Extracted data entries:
────────────────

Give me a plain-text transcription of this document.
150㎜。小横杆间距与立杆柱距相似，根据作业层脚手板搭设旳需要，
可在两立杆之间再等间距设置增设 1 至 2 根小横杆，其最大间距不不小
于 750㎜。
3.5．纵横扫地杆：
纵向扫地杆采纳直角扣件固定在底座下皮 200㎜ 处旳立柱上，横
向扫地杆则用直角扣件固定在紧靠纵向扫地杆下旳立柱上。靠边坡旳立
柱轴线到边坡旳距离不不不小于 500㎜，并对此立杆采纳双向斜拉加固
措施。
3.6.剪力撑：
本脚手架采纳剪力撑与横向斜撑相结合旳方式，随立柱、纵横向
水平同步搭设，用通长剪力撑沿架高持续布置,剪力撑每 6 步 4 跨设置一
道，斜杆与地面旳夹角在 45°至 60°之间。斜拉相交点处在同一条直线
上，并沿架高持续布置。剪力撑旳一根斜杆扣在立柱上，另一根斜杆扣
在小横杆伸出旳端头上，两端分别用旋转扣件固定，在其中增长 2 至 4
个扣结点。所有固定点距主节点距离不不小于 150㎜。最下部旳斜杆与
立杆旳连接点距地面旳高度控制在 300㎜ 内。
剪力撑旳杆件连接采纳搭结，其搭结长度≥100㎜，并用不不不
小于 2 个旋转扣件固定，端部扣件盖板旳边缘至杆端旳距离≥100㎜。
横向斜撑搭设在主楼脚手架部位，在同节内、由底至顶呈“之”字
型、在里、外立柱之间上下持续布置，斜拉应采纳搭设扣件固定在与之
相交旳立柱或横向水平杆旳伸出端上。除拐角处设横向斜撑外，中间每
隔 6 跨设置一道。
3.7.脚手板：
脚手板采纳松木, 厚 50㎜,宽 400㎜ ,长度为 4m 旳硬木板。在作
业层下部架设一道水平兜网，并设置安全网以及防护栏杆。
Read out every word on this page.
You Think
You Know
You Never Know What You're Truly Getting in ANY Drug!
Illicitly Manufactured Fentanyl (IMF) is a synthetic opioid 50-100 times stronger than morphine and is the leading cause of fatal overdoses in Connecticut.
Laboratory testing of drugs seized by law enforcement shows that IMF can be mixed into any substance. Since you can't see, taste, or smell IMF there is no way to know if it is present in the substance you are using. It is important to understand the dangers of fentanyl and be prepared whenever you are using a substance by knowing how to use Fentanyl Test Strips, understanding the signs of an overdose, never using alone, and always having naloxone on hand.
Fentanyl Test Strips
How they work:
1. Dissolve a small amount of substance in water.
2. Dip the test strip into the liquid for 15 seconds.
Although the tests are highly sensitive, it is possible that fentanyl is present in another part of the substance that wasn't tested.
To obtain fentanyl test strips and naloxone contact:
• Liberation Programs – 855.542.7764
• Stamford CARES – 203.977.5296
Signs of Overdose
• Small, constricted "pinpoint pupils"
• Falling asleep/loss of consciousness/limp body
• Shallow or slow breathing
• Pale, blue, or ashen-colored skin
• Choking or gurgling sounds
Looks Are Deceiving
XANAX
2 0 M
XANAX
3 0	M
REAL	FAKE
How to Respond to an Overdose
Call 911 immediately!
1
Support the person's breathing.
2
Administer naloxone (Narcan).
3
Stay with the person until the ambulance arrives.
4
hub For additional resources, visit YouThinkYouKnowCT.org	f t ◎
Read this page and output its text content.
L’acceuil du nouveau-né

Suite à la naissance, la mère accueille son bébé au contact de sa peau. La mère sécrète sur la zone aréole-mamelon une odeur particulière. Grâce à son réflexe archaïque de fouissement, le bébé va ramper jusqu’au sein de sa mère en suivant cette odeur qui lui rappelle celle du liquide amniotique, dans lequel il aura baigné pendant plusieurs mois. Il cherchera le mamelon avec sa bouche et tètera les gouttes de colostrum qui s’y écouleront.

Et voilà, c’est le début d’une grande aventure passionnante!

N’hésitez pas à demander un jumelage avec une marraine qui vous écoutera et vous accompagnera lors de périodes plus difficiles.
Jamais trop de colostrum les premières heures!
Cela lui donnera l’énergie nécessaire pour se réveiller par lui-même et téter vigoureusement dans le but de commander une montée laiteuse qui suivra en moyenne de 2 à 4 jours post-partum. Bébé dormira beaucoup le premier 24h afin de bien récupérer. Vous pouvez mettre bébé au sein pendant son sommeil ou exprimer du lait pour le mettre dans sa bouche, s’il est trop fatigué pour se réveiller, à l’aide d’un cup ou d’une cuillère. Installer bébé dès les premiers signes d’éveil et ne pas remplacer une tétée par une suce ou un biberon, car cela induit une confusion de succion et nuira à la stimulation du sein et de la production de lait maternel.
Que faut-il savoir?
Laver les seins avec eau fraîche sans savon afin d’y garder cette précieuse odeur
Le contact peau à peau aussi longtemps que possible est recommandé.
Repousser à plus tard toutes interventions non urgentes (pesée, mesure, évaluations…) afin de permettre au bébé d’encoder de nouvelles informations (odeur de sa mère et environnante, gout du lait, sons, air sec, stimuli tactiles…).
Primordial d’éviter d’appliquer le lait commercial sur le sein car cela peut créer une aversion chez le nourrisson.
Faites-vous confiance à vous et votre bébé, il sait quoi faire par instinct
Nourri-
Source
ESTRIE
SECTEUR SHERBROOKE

────────────────

REQUIRED TASK: All of the entries must be written out exactly as they stand.

COMPLETED TASK:
Give me a plain-text transcription of this document.
150㎜。小横杆间距与立杆柱距相似，根据作业层脚手板搭设旳需要，
可在两立杆之间再等间距设置增设 1 至 2 根小横杆，其最大间距不不小
于 750㎜。
3.5．纵横扫地杆：
纵向扫地杆采纳直角扣件固定在底座下皮 200㎜ 处旳立柱上，横
向扫地杆则用直角扣件固定在紧靠纵向扫地杆下旳立柱上。靠边坡旳立
柱轴线到边坡旳距离不不不小于 500㎜，并对此立杆采纳双向斜拉加固
措施。
3.6.剪力撑：
本脚手架采纳剪力撑与横向斜撑相结合旳方式，随立柱、纵横向
水平同步搭设，用通长剪力撑沿架高持续布置,剪力撑每 6 步 4 跨设置一
道，斜杆与地面旳夹角在 45°至 60°之间。斜拉相交点处在同一条直线
上，并沿架高持续布置。剪力撑旳一根斜杆扣在立柱上，另一根斜杆扣
在小横杆伸出旳端头上，两端分别用旋转扣件固定，在其中增长 2 至 4
个扣结点。所有固定点距主节点距离不不小于 150㎜。最下部旳斜杆与
立杆旳连接点距地面旳高度控制在 300㎜ 内。
剪力撑旳杆件连接采纳搭结，其搭结长度≥100㎜，并用不不不
小于 2 个旋转扣件固定，端部扣件盖板旳边缘至杆端旳距离≥100㎜。
横向斜撑搭设在主楼脚手架部位，在同节内、由底至顶呈“之”字
型、在里、外立柱之间上下持续布置，斜拉应采纳搭设扣件固定在与之
相交旳立柱或横向水平杆旳伸出端上。除拐角处设横向斜撑外，中间每
隔 6 跨设置一道。
3.7.脚手板：
脚手板采纳松木, 厚 50㎜,宽 400㎜ ,长度为 4m 旳硬木板。在作
业层下部架设一道水平兜网，并设置安全网以及防护栏杆。
Read out every word on this page.
You Think
You Know
You Never Know What You're Truly Getting in ANY Drug!
Illicitly Manufactured Fentanyl (IMF) is a synthetic opioid 50-100 times stronger than morphine and is the leading cause of fatal overdoses in Connecticut.
Laboratory testing of drugs seized by law enforcement shows that IMF can be mixed into any substance. Since you can't see, taste, or smell IMF there is no way to know if it is present in the substance you are using. It is important to understand the dangers of fentanyl and be prepared whenever you are using a substance by knowing how to use Fentanyl Test Strips, understanding the signs of an overdose, never using alone, and always having naloxone on hand.
Fentanyl Test Strips
How they work:
1. Dissolve a small amount of substance in water.
2. Dip the test strip into the liquid for 15 seconds.
Although the tests are highly sensitive, it is possible that fentanyl is present in another part of the substance that wasn't tested.
To obtain fentanyl test strips and naloxone contact:
• Liberation Programs – 855.542.7764
• Stamford CARES – 203.977.5296
Signs of Overdose
• Small, constricted "pinpoint pupils"
• Falling asleep/loss of consciousness/limp body
• Shallow or slow breathing
• Pale, blue, or ashen-colored skin
• Choking or gurgling sounds
Looks Are Deceiving
XANAX
2 0 M
XANAX
3 0	M
REAL	FAKE
How to Respond to an Overdose
Call 911 immediately!
1
Support the person's breathing.
2
Administer naloxone (Narcan).
3
Stay with the person until the ambulance arrives.
4
hub For additional resources, visit YouThinkYouKnowCT.org	f t ◎
Read this page and output its text content.
L’acceuil du nouveau-né

Suite à la naissance, la mère accueille son bébé au contact de sa peau. La mère sécrète sur la zone aréole-mamelon une odeur particulière. Grâce à son réflexe archaïque de fouissement, le bébé va ramper jusqu’au sein de sa mère en suivant cette odeur qui lui rappelle celle du liquide amniotique, dans lequel il aura baigné pendant plusieurs mois. Il cherchera le mamelon avec sa bouche et tètera les gouttes de colostrum qui s’y écouleront.

Et voilà, c’est le début d’une grande aventure passionnante!

N’hésitez pas à demander un jumelage avec une marraine qui vous écoutera et vous accompagnera lors de périodes plus difficiles.
Jamais trop de colostrum les premières heures!
Cela lui donnera l’énergie nécessaire pour se réveiller par lui-même et téter vigoureusement dans le but de commander une montée laiteuse qui suivra en moyenne de 2 à 4 jours post-partum. Bébé dormira beaucoup le premier 24h afin de bien récupérer. Vous pouvez mettre bébé au sein pendant son sommeil ou exprimer du lait pour le mettre dans sa bouche, s’il est trop fatigué pour se réveiller, à l’aide d’un cup ou d’une cuillère. Installer bébé dès les premiers signes d’éveil et ne pas remplacer une tétée par une suce ou un biberon, car cela induit une confusion de succion et nuira à la stimulation du sein et de la production de lait maternel.
Que faut-il savoir?
Laver les seins avec eau fraîche sans savon afin d’y garder cette précieuse odeur
Le contact peau à peau aussi longtemps que possible est recommandé.
Repousser à plus tard toutes interventions non urgentes (pesée, mesure, évaluations…) afin de permettre au bébé d’encoder de nouvelles informations (odeur de sa mère et environnante, gout du lait, sons, air sec, stimuli tactiles…).
Primordial d’éviter d’appliquer le lait commercial sur le sein car cela peut créer une aversion chez le nourrisson.
Faites-vous confiance à vous et votre bébé, il sait quoi faire par instinct
Nourri-
Source
ESTRIE
SECTEUR SHERBROOKE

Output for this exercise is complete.